* Excerpted data
###

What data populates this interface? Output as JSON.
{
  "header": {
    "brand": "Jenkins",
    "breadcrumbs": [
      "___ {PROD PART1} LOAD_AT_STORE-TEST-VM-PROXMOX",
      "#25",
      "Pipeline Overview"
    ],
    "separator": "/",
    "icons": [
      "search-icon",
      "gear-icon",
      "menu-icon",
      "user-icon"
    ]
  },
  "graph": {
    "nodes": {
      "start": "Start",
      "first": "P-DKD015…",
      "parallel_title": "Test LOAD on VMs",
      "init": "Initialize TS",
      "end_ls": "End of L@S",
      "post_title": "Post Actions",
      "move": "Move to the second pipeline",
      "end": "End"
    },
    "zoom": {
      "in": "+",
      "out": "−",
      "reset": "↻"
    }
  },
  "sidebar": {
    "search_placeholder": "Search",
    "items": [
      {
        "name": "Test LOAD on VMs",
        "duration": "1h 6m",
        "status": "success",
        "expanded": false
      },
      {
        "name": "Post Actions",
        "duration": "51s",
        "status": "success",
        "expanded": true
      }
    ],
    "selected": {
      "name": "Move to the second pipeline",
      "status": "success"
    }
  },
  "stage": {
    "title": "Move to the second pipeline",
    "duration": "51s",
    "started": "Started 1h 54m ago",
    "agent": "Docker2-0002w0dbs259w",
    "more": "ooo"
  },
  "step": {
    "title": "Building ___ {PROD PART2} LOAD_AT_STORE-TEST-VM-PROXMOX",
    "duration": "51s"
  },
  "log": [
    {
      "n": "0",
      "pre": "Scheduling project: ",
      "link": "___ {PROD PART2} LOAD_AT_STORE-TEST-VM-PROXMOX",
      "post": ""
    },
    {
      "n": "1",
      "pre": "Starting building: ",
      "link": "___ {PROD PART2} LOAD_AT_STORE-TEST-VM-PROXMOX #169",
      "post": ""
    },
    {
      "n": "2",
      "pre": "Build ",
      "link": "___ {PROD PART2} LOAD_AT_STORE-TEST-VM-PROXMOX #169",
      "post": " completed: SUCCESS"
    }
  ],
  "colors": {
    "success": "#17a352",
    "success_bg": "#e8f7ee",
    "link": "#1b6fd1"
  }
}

###

* Given instruction
Write out every record shown above, word for word.

* Worked answer
What data populates this interface? Output as JSON.
{
  "header": {
    "brand": "Jenkins",
    "breadcrumbs": [
      "___ {PROD PART1} LOAD_AT_STORE-TEST-VM-PROXMOX",
      "#25",
      "Pipeline Overview"
    ],
    "separator": "/",
    "icons": [
      "search-icon",
      "gear-icon",
      "menu-icon",
      "user-icon"
    ]
  },
  "graph": {
    "nodes": {
      "start": "Start",
      "first": "P-DKD015…",
      "parallel_title": "Test LOAD on VMs",
      "init": "Initialize TS",
      "end_ls": "End of L@S",
      "post_title": "Post Actions",
      "move": "Move to the second pipeline",
      "end": "End"
    },
    "zoom": {
      "in": "+",
      "out": "−",
      "reset": "↻"
    }
  },
  "sidebar": {
    "search_placeholder": "Search",
    "items": [
      {
        "name": "Test LOAD on VMs",
        "duration": "1h 6m",
        "status": "success",
        "expanded": false
      },
      {
        "name": "Post Actions",
        "duration": "51s",
        "status": "success",
        "expanded": true
      }
    ],
    "selected": {
      "name": "Move to the second pipeline",
      "status": "success"
    }
  },
  "stage": {
    "title": "Move to the second pipeline",
    "duration": "51s",
    "started": "Started 1h 54m ago",
    "agent": "Docker2-0002w0dbs259w",
    "more": "ooo"
  },
  "step": {
    "title": "Building ___ {PROD PART2} LOAD_AT_STORE-TEST-VM-PROXMOX",
    "duration": "51s"
  },
  "log": [
    {
      "n": "0",
      "pre": "Scheduling project: ",
      "link": "___ {PROD PART2} LOAD_AT_STORE-TEST-VM-PROXMOX",
      "post": ""
    },
    {
      "n": "1",
      "pre": "Starting building: ",
      "link": "___ {PROD PART2} LOAD_AT_STORE-TEST-VM-PROXMOX #169",
      "post": ""
    },
    {
      "n": "2",
      "pre": "Build ",
      "link": "___ {PROD PART2} LOAD_AT_STORE-TEST-VM-PROXMOX #169",
      "post": " completed: SUCCESS"
    }
  ],
  "colors": {
    "success": "#17a352",
    "success_bg": "#e8f7ee",
    "link": "#1b6fd1"
  }
}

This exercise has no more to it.